MATERIAL SUPPLIED:
━━━━
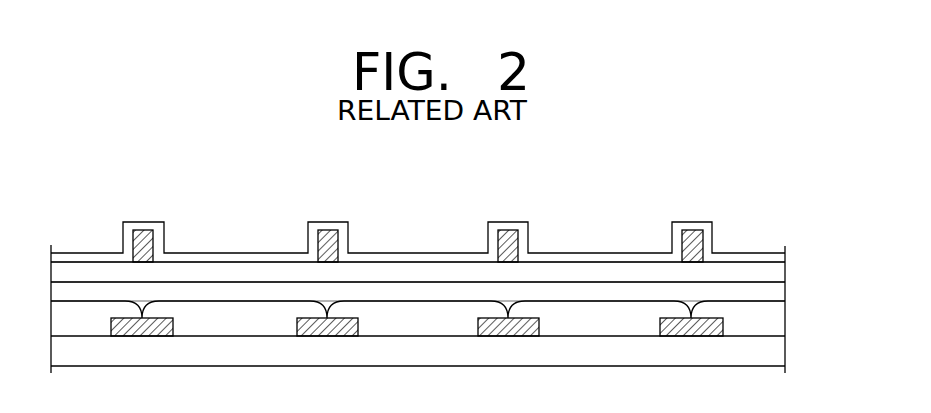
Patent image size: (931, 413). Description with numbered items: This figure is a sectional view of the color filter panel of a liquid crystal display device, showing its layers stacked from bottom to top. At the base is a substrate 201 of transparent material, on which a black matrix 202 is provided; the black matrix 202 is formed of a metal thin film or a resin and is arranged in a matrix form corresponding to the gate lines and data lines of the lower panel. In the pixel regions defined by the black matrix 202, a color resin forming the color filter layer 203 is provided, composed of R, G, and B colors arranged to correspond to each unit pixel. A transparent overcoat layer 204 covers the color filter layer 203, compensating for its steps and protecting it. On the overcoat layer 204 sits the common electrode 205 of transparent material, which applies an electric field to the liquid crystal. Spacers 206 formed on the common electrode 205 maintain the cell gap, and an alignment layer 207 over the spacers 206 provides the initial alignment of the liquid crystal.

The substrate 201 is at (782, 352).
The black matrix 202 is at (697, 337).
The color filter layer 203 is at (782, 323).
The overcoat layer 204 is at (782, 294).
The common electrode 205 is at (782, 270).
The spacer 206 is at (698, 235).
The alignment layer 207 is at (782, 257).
━━━━
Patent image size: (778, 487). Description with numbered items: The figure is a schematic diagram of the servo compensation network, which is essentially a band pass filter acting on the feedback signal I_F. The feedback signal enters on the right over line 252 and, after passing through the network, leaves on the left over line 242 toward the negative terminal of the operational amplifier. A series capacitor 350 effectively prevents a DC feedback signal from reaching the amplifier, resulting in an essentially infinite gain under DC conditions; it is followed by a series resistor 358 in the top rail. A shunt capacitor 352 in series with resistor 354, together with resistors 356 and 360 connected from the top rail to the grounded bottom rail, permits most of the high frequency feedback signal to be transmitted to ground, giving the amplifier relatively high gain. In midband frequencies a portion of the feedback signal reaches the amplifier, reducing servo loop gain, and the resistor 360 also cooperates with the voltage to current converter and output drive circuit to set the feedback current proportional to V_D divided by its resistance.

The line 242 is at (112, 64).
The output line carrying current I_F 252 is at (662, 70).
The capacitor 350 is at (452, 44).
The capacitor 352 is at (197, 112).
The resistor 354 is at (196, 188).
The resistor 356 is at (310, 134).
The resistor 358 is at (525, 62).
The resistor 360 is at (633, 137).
━━━━
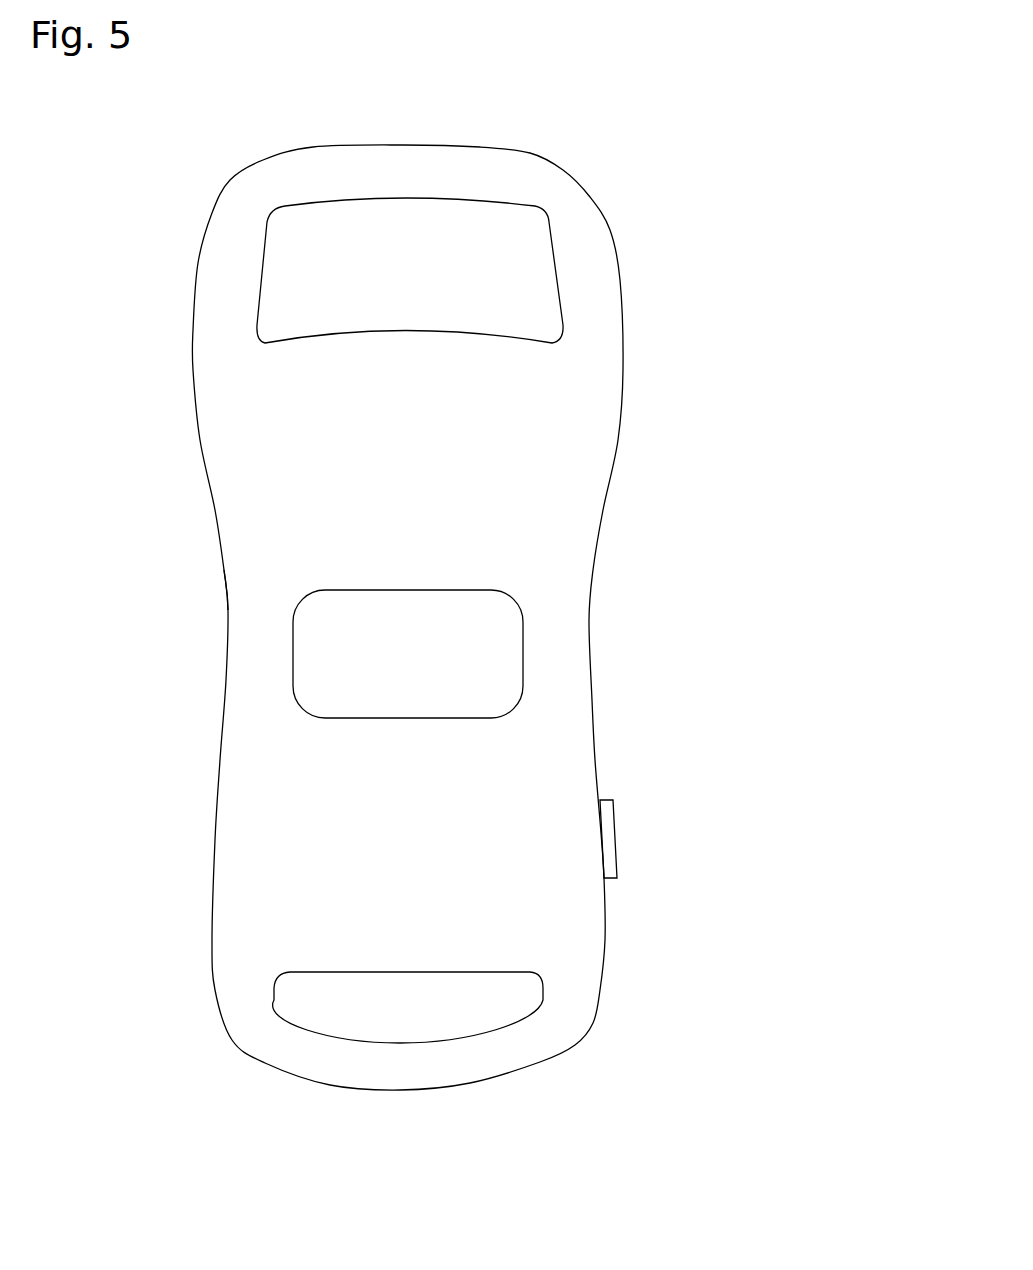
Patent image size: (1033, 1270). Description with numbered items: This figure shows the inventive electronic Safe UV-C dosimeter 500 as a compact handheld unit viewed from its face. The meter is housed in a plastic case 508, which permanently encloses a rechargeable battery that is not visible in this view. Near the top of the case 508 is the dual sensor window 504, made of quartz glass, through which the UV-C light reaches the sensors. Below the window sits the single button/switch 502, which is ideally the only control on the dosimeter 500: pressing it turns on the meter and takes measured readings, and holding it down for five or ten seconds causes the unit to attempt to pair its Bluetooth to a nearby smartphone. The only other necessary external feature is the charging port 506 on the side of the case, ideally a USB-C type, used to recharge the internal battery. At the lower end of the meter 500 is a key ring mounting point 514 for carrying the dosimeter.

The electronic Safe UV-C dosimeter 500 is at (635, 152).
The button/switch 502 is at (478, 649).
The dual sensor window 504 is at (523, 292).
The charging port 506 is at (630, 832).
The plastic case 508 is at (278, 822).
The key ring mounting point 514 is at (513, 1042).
━━━━
TASK DESCRIPTION: Render the lines of the records from the one containing "Patent image size: (931, 413)." through the one containing "The alignment layer 207 is at (782, 257).", both included, as a JSON list of strings with one string per line. Leave out blank lines.

CORRECT RESULT:
[
  "Patent image size: (931, 413). Description with numbered items: This figure is a sectional view of the color filter panel of a liquid crystal display device, showing its layers stacked from bottom to top. At the base is a substrate 201 of transparent material, on which a black matrix 202 is provided; the black matrix 202 is formed of a metal thin film or a resin and is arranged in a matrix form corresponding to the gate lines and data lines of the lower panel. In the pixel regions defined by the black matrix 202, a color resin forming the color filter layer 203 is provided, composed of R, G, and B colors arranged to correspond to each unit pixel. A transparent overcoat layer 204 covers the color filter layer 203, compensating for its steps and protecting it. On the overcoat layer 204 sits the common electrode 205 of transparent material, which applies an electric field to the liquid crystal. Spacers 206 formed on the common electrode 205 maintain the cell gap, and an alignment layer 207 over the spacers 206 provides the initial alignment of the liquid crystal.",
  "The substrate 201 is at (782, 352).",
  "The black matrix 202 is at (697, 337).",
  "The color filter layer 203 is at (782, 323).",
  "The overcoat layer 204 is at (782, 294).",
  "The common electrode 205 is at (782, 270).",
  "The spacer 206 is at (698, 235).",
  "The alignment layer 207 is at (782, 257)."
]